▸ **GIVEN DATA**
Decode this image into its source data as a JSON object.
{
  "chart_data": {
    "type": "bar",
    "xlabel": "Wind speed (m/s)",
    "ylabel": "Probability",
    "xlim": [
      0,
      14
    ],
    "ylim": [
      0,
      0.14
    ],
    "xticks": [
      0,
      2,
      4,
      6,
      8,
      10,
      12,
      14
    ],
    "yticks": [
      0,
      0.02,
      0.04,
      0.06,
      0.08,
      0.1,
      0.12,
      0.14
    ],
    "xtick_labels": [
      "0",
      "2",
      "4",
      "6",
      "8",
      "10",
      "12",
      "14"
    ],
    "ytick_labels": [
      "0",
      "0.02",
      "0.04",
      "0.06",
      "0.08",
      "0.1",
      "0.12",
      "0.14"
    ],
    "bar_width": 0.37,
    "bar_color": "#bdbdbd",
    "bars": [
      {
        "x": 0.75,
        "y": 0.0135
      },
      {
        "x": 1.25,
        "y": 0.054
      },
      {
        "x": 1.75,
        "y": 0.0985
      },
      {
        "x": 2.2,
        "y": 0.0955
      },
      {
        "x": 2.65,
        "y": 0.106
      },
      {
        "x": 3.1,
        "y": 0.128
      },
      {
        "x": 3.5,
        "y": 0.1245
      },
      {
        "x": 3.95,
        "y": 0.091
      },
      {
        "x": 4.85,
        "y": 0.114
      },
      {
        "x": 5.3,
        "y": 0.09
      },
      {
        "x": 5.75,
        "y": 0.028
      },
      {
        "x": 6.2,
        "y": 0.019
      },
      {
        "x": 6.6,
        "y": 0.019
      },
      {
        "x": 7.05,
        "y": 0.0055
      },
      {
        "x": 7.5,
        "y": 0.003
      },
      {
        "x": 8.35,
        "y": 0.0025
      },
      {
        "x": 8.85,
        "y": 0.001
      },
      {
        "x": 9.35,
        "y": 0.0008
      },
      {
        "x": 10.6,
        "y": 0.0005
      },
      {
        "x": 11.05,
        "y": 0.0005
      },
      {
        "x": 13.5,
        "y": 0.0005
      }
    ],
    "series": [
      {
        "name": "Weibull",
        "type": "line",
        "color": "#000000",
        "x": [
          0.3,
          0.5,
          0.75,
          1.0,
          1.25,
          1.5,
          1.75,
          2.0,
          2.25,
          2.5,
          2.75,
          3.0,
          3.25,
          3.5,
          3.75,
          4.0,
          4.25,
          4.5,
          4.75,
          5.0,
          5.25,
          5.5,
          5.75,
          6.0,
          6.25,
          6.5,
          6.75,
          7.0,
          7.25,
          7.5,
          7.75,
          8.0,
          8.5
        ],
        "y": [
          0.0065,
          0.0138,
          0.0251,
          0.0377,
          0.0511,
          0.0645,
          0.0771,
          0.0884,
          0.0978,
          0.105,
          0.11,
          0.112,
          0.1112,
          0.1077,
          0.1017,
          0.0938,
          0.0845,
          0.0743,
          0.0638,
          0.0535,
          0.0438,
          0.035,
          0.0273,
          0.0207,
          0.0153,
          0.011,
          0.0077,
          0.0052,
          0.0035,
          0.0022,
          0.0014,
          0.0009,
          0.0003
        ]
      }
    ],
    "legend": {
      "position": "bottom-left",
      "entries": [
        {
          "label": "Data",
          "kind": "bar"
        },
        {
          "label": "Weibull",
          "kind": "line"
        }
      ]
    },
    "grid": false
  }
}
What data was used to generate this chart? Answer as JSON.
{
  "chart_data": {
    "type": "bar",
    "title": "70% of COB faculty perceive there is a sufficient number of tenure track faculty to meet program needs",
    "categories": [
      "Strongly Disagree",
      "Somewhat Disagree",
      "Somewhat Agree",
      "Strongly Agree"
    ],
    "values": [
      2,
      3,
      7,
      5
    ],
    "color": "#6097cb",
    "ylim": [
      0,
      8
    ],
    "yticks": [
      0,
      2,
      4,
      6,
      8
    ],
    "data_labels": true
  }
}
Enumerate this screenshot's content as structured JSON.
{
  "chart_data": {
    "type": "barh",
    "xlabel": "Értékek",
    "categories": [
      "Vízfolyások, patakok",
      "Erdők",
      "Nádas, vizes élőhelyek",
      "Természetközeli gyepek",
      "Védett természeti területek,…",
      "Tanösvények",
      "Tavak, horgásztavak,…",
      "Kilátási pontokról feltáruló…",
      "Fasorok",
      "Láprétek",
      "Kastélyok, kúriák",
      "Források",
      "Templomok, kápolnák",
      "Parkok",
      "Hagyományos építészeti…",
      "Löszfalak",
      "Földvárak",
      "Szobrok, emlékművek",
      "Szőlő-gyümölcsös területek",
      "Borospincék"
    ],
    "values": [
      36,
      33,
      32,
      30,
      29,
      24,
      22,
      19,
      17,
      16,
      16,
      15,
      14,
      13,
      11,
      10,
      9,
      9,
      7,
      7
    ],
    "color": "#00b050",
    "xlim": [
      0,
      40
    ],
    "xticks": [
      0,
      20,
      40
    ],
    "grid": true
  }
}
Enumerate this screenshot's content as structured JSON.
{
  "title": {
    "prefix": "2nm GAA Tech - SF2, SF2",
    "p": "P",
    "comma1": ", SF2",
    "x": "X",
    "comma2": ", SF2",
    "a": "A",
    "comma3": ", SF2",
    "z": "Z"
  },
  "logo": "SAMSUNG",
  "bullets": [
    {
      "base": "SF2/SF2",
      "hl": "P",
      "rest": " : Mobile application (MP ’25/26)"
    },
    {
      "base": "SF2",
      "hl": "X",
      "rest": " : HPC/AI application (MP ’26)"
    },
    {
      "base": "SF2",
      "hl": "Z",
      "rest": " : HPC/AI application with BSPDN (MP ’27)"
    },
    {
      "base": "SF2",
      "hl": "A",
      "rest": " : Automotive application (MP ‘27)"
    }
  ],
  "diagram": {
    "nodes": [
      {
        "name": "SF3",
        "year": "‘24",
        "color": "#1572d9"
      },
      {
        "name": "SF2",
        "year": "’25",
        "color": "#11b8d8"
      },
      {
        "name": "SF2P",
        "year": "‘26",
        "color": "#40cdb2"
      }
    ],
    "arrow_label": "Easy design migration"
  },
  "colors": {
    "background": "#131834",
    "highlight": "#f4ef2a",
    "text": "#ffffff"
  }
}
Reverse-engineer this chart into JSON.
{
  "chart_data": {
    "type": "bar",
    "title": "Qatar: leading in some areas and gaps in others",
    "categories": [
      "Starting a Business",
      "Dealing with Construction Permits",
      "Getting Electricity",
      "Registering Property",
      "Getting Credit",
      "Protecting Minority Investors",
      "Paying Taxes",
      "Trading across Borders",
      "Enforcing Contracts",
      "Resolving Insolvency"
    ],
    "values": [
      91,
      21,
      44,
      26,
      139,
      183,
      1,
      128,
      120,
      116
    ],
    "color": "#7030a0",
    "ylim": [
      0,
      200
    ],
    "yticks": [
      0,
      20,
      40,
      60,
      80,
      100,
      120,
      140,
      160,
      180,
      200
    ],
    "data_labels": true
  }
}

▸ **STATED PROBLEM**
Scan the records above and report how many lines include the word "Disagree", without any other text.

▸ **TASK RESULT**
2